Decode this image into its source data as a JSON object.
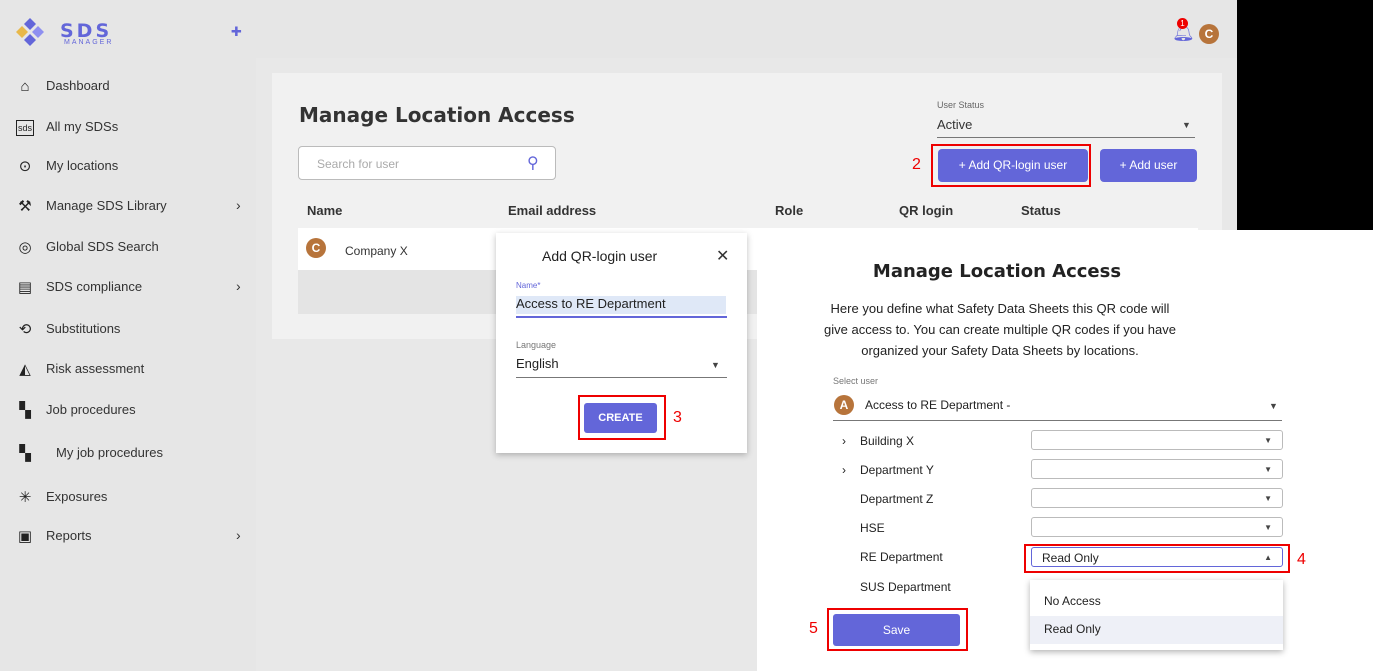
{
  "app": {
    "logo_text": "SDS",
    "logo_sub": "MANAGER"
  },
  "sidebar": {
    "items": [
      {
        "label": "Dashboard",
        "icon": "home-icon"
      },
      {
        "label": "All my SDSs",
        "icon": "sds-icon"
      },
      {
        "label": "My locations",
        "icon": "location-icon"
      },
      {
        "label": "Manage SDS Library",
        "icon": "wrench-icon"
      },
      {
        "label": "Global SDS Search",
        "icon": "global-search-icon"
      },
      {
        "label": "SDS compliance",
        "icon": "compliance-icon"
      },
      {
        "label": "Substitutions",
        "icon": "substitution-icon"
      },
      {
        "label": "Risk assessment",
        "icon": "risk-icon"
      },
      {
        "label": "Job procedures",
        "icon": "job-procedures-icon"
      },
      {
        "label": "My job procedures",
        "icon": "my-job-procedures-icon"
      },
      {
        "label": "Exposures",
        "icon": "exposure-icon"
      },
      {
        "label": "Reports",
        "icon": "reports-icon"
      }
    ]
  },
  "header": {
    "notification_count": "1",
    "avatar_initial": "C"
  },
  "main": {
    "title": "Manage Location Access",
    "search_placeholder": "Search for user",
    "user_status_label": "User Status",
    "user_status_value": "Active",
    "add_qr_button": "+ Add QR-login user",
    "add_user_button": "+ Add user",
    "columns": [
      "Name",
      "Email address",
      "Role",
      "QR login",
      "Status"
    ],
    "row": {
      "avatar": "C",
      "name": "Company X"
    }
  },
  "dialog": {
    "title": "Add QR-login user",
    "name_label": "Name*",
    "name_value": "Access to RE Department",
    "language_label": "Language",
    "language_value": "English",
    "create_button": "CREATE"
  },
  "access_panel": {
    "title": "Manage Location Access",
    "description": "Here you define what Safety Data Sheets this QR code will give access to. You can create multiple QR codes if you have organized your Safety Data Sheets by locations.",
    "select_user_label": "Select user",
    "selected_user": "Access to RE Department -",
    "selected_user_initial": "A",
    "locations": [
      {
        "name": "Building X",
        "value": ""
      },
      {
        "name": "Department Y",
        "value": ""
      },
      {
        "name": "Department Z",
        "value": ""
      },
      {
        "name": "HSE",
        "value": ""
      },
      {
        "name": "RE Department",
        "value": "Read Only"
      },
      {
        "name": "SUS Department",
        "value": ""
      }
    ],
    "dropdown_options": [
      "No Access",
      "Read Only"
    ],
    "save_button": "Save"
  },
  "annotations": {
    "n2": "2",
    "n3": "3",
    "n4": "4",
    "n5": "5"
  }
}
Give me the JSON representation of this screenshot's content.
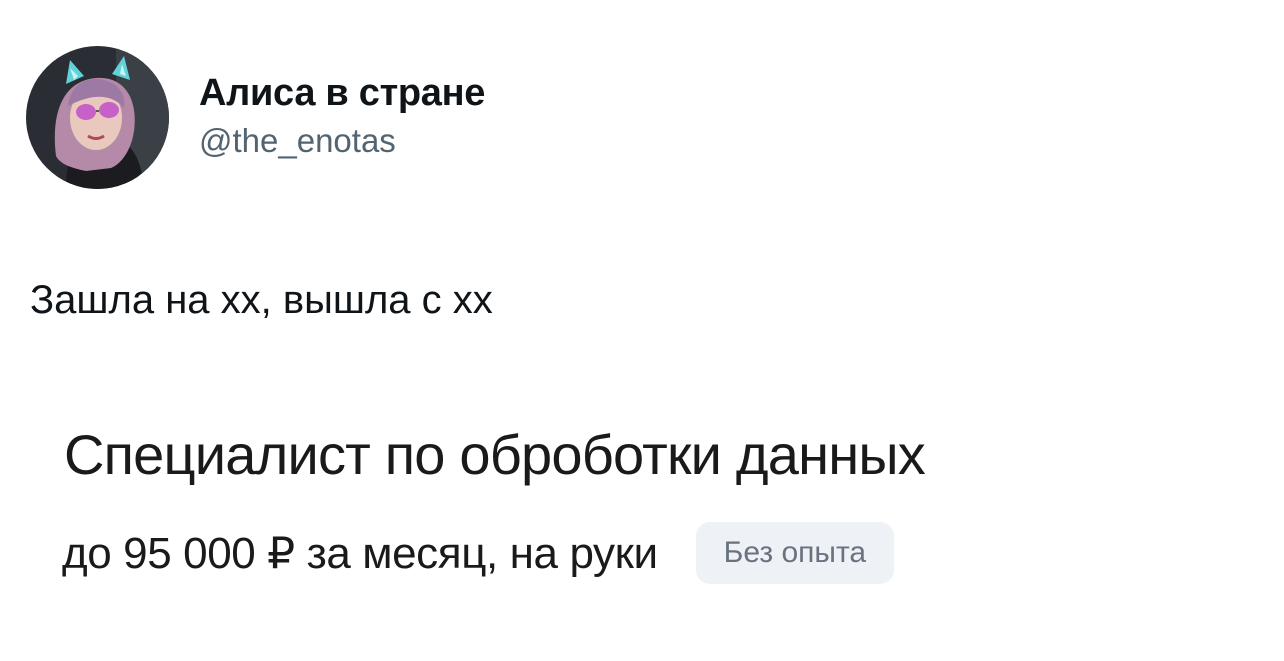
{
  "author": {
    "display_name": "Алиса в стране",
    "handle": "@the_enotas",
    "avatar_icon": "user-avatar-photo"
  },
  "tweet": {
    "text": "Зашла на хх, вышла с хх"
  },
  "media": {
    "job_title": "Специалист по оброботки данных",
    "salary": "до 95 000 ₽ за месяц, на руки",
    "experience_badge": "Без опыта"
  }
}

★ ★ ★ ★ ★

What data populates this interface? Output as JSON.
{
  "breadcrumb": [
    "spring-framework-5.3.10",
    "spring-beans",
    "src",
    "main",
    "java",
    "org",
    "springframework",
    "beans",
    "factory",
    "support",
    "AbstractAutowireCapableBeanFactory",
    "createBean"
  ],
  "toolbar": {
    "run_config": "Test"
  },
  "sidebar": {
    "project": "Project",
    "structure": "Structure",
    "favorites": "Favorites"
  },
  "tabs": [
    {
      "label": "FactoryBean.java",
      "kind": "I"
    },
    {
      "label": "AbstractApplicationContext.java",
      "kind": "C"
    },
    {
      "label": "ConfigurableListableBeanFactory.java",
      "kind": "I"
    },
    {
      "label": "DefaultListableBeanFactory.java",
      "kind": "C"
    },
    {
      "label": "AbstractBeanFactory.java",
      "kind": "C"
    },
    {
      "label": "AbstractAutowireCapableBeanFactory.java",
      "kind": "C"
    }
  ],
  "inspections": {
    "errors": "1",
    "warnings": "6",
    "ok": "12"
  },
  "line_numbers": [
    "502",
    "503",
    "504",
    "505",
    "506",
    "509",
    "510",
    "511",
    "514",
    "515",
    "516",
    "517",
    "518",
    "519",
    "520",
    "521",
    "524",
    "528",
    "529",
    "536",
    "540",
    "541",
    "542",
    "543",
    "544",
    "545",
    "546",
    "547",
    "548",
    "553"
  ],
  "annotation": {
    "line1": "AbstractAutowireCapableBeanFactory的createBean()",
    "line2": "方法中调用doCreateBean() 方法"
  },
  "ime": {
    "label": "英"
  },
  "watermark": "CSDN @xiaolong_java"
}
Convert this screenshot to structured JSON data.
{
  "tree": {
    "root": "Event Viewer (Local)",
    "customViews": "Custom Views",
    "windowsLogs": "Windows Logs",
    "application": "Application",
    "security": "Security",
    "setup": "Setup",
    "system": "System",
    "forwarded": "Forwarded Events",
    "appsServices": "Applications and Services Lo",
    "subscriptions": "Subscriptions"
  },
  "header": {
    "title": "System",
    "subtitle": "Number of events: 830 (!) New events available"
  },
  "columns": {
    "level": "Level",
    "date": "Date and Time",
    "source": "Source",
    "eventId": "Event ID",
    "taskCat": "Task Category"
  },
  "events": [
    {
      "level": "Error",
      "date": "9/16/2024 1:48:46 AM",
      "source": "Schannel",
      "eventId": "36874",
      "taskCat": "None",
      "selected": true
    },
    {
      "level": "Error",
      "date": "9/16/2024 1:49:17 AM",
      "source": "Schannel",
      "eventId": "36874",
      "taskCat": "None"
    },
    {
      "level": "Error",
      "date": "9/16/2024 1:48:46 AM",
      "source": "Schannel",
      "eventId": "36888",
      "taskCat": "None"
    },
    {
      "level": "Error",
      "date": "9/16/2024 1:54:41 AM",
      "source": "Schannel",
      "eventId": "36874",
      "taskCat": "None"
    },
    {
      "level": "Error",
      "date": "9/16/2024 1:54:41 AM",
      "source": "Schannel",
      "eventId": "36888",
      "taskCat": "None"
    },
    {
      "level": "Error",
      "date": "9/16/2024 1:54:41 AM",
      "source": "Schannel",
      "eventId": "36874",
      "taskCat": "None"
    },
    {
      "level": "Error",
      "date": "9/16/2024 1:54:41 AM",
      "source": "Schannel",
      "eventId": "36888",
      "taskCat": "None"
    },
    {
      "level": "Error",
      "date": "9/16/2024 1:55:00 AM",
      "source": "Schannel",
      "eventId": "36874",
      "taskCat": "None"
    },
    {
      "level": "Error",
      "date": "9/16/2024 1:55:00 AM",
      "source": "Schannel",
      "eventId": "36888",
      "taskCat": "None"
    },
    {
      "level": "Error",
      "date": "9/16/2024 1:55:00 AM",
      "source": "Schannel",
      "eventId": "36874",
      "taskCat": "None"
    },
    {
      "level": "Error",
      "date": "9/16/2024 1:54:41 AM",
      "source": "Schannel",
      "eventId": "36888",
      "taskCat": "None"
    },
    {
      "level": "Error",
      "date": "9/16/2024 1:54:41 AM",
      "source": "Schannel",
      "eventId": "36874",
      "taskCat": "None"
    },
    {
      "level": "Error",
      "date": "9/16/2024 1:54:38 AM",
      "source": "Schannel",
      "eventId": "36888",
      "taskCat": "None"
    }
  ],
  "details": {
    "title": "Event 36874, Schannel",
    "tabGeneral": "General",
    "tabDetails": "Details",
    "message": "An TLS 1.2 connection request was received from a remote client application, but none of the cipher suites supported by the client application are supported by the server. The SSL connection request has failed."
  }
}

★ ★ ★ ★ ★

→ **What is being asked**
Look through the data above. Each line containing the word "JSON" needs to be copied.

→ **Exercise result**
Decode this image into its source data as a JSON object.
Give me the JSON representation of this screenshot's content.
What data populates this interface? Output as JSON.
Convert this screenshot to structured JSON data.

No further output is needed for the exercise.